TEXT TO READ:
#####
This dissertation returns to Dworkin and Millett's work to argue for a different history of feminist literary criticism. Rather than dismiss their work for its conflation of fact and fiction, I pay attention to the complexity at the heart of it, yielding a new perspective on the history and persistence of the struggle to use literary texts for feminist political ends. Dworkin and Millett established the centrality of reality and representation to the feminist canon debates of "the long 1970s," the sex wars of the 1980s, and the more recent feminist turn to memoir. I read these productive periods in feminist literary criticism from 1968 to 2012 through their varied commitment to literary works.
#####
DATA ENTRIES:

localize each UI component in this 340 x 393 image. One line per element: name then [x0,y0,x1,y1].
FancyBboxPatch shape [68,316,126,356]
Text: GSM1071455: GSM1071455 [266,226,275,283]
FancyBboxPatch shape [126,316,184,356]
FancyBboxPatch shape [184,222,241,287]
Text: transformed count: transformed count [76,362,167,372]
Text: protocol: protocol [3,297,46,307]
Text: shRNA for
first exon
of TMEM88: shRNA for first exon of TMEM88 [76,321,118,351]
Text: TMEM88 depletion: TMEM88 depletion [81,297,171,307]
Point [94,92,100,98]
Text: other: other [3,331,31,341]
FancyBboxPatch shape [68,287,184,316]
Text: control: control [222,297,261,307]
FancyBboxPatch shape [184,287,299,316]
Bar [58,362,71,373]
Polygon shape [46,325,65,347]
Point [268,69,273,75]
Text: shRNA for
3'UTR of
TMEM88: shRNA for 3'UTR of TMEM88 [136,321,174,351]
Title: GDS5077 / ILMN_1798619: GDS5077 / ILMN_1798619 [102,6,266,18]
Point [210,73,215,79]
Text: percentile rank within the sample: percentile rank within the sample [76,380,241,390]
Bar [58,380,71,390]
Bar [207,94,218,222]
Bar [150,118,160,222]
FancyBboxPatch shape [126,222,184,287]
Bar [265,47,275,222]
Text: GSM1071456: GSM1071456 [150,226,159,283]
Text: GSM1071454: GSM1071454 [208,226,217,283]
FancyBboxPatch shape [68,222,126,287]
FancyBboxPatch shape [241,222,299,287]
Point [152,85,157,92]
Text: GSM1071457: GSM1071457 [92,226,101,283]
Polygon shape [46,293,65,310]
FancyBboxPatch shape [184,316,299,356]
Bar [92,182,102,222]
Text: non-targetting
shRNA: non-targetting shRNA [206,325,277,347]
#####
EXERCISE GOAL:
Reproduce the dissertation abstract on Dworkin and Millett word for word, from start to finish.

FINAL RESULT:
This dissertation returns to Dworkin and Millett's work to argue for a different history of feminist literary criticism. Rather than dismiss their work for its conflation of fact and fiction, I pay attention to the complexity at the heart of it, yielding a new perspective on the history and persistence of the struggle to use literary texts for feminist political ends. Dworkin and Millett established the centrality of reality and representation to the feminist canon debates of "the long 1970s," the sex wars of the 1980s, and the more recent feminist turn to memoir. I read these productive periods in feminist literary criticism from 1968 to 2012 through their varied commitment to literary works.